• **What is required**:
Extract the complete listing and output it unchanged.
....
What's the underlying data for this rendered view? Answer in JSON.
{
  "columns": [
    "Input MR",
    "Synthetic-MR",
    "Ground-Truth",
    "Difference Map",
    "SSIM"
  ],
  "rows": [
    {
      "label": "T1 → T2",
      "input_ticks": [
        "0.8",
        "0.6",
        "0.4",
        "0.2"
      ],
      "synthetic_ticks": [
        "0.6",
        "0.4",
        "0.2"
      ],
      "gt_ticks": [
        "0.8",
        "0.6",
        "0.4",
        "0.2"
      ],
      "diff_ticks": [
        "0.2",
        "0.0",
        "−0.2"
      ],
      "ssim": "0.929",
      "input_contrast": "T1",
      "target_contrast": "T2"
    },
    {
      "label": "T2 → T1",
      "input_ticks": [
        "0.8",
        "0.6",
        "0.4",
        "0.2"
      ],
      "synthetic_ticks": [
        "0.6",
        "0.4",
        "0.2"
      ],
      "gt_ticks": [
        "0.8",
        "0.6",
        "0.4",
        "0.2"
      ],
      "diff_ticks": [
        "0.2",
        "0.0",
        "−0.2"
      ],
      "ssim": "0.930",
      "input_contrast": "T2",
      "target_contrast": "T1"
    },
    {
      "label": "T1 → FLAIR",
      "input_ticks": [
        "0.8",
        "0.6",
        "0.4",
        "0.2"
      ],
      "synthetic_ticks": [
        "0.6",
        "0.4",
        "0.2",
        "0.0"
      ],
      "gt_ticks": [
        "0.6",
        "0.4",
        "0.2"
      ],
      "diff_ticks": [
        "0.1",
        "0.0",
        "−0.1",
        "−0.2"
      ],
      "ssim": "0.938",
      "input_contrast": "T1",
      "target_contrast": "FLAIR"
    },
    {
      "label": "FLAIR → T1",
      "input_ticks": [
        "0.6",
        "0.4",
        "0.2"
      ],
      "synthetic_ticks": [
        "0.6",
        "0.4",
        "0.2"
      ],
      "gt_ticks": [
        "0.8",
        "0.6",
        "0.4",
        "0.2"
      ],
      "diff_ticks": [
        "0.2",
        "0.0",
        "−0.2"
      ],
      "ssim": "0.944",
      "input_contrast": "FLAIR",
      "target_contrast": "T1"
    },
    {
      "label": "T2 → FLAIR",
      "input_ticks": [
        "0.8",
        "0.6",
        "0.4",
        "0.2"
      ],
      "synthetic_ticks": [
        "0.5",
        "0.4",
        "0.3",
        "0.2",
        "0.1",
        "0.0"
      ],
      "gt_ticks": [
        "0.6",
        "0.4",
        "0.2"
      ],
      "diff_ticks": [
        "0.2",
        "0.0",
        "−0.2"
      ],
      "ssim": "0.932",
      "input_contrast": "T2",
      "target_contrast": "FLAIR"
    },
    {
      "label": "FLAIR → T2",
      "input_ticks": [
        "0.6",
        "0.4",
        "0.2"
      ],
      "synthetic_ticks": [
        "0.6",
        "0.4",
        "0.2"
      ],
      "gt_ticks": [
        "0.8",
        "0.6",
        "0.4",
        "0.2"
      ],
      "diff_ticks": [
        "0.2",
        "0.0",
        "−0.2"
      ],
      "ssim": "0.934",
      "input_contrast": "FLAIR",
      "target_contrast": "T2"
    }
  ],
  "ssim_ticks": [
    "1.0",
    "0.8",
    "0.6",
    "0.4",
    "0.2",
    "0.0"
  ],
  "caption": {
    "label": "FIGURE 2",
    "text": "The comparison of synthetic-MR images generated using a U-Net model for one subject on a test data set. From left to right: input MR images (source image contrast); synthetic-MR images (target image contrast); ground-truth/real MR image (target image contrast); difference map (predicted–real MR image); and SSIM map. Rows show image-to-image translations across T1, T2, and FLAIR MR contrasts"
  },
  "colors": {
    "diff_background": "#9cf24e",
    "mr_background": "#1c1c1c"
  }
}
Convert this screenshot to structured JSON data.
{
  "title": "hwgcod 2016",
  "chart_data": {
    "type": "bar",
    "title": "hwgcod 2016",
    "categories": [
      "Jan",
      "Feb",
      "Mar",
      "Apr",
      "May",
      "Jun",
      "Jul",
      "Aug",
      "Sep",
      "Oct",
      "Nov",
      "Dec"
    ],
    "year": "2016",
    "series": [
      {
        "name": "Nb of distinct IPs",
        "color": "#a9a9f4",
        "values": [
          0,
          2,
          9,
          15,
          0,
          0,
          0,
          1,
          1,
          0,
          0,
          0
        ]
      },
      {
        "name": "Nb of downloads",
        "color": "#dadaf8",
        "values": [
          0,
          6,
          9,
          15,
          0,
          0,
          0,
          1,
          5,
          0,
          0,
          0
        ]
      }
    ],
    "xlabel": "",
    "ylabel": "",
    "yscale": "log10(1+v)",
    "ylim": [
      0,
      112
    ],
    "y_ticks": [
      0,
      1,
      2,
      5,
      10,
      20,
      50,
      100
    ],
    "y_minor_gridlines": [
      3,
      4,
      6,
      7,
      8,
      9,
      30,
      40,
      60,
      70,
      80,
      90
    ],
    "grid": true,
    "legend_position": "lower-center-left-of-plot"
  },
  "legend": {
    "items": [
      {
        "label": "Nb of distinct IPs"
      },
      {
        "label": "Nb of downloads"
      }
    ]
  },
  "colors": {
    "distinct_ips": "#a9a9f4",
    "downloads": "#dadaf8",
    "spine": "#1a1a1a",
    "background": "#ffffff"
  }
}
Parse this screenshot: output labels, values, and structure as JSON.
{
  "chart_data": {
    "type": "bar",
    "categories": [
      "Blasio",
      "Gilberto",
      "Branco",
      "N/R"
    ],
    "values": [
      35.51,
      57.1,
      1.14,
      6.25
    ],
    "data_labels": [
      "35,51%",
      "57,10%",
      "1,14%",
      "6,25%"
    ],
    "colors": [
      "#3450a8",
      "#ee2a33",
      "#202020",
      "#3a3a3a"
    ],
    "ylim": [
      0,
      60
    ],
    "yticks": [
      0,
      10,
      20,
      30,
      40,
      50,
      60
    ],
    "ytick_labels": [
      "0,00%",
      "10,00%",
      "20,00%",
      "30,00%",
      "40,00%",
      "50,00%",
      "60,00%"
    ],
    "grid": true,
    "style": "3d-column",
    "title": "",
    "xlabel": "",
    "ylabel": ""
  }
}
....
• **Solution to this problem**:
What's the underlying data for this rendered view? Answer in JSON.
{
  "columns": [
    "Input MR",
    "Synthetic-MR",
    "Ground-Truth",
    "Difference Map",
    "SSIM"
  ],
  "rows": [
    {
      "label": "T1 → T2",
      "input_ticks": [
        "0.8",
        "0.6",
        "0.4",
        "0.2"
      ],
      "synthetic_ticks": [
        "0.6",
        "0.4",
        "0.2"
      ],
      "gt_ticks": [
        "0.8",
        "0.6",
        "0.4",
        "0.2"
      ],
      "diff_ticks": [
        "0.2",
        "0.0",
        "−0.2"
      ],
      "ssim": "0.929",
      "input_contrast": "T1",
      "target_contrast": "T2"
    },
    {
      "label": "T2 → T1",
      "input_ticks": [
        "0.8",
        "0.6",
        "0.4",
        "0.2"
      ],
      "synthetic_ticks": [
        "0.6",
        "0.4",
        "0.2"
      ],
      "gt_ticks": [
        "0.8",
        "0.6",
        "0.4",
        "0.2"
      ],
      "diff_ticks": [
        "0.2",
        "0.0",
        "−0.2"
      ],
      "ssim": "0.930",
      "input_contrast": "T2",
      "target_contrast": "T1"
    },
    {
      "label": "T1 → FLAIR",
      "input_ticks": [
        "0.8",
        "0.6",
        "0.4",
        "0.2"
      ],
      "synthetic_ticks": [
        "0.6",
        "0.4",
        "0.2",
        "0.0"
      ],
      "gt_ticks": [
        "0.6",
        "0.4",
        "0.2"
      ],
      "diff_ticks": [
        "0.1",
        "0.0",
        "−0.1",
        "−0.2"
      ],
      "ssim": "0.938",
      "input_contrast": "T1",
      "target_contrast": "FLAIR"
    },
    {
      "label": "FLAIR → T1",
      "input_ticks": [
        "0.6",
        "0.4",
        "0.2"
      ],
      "synthetic_ticks": [
        "0.6",
        "0.4",
        "0.2"
      ],
      "gt_ticks": [
        "0.8",
        "0.6",
        "0.4",
        "0.2"
      ],
      "diff_ticks": [
        "0.2",
        "0.0",
        "−0.2"
      ],
      "ssim": "0.944",
      "input_contrast": "FLAIR",
      "target_contrast": "T1"
    },
    {
      "label": "T2 → FLAIR",
      "input_ticks": [
        "0.8",
        "0.6",
        "0.4",
        "0.2"
      ],
      "synthetic_ticks": [
        "0.5",
        "0.4",
        "0.3",
        "0.2",
        "0.1",
        "0.0"
      ],
      "gt_ticks": [
        "0.6",
        "0.4",
        "0.2"
      ],
      "diff_ticks": [
        "0.2",
        "0.0",
        "−0.2"
      ],
      "ssim": "0.932",
      "input_contrast": "T2",
      "target_contrast": "FLAIR"
    },
    {
      "label": "FLAIR → T2",
      "input_ticks": [
        "0.6",
        "0.4",
        "0.2"
      ],
      "synthetic_ticks": [
        "0.6",
        "0.4",
        "0.2"
      ],
      "gt_ticks": [
        "0.8",
        "0.6",
        "0.4",
        "0.2"
      ],
      "diff_ticks": [
        "0.2",
        "0.0",
        "−0.2"
      ],
      "ssim": "0.934",
      "input_contrast": "FLAIR",
      "target_contrast": "T2"
    }
  ],
  "ssim_ticks": [
    "1.0",
    "0.8",
    "0.6",
    "0.4",
    "0.2",
    "0.0"
  ],
  "caption": {
    "label": "FIGURE 2",
    "text": "The comparison of synthetic-MR images generated using a U-Net model for one subject on a test data set. From left to right: input MR images (source image contrast); synthetic-MR images (target image contrast); ground-truth/real MR image (target image contrast); difference map (predicted–real MR image); and SSIM map. Rows show image-to-image translations across T1, T2, and FLAIR MR contrasts"
  },
  "colors": {
    "diff_background": "#9cf24e",
    "mr_background": "#1c1c1c"
  }
}
Convert this screenshot to structured JSON data.
{
  "title": "hwgcod 2016",
  "chart_data": {
    "type": "bar",
    "title": "hwgcod 2016",
    "categories": [
      "Jan",
      "Feb",
      "Mar",
      "Apr",
      "May",
      "Jun",
      "Jul",
      "Aug",
      "Sep",
      "Oct",
      "Nov",
      "Dec"
    ],
    "year": "2016",
    "series": [
      {
        "name": "Nb of distinct IPs",
        "color": "#a9a9f4",
        "values": [
          0,
          2,
          9,
          15,
          0,
          0,
          0,
          1,
          1,
          0,
          0,
          0
        ]
      },
      {
        "name": "Nb of downloads",
        "color": "#dadaf8",
        "values": [
          0,
          6,
          9,
          15,
          0,
          0,
          0,
          1,
          5,
          0,
          0,
          0
        ]
      }
    ],
    "xlabel": "",
    "ylabel": "",
    "yscale": "log10(1+v)",
    "ylim": [
      0,
      112
    ],
    "y_ticks": [
      0,
      1,
      2,
      5,
      10,
      20,
      50,
      100
    ],
    "y_minor_gridlines": [
      3,
      4,
      6,
      7,
      8,
      9,
      30,
      40,
      60,
      70,
      80,
      90
    ],
    "grid": true,
    "legend_position": "lower-center-left-of-plot"
  },
  "legend": {
    "items": [
      {
        "label": "Nb of distinct IPs"
      },
      {
        "label": "Nb of downloads"
      }
    ]
  },
  "colors": {
    "distinct_ips": "#a9a9f4",
    "downloads": "#dadaf8",
    "spine": "#1a1a1a",
    "background": "#ffffff"
  }
}
Parse this screenshot: output labels, values, and structure as JSON.
{
  "chart_data": {
    "type": "bar",
    "categories": [
      "Blasio",
      "Gilberto",
      "Branco",
      "N/R"
    ],
    "values": [
      35.51,
      57.1,
      1.14,
      6.25
    ],
    "data_labels": [
      "35,51%",
      "57,10%",
      "1,14%",
      "6,25%"
    ],
    "colors": [
      "#3450a8",
      "#ee2a33",
      "#202020",
      "#3a3a3a"
    ],
    "ylim": [
      0,
      60
    ],
    "yticks": [
      0,
      10,
      20,
      30,
      40,
      50,
      60
    ],
    "ytick_labels": [
      "0,00%",
      "10,00%",
      "20,00%",
      "30,00%",
      "40,00%",
      "50,00%",
      "60,00%"
    ],
    "grid": true,
    "style": "3d-column",
    "title": "",
    "xlabel": "",
    "ylabel": ""
  }
}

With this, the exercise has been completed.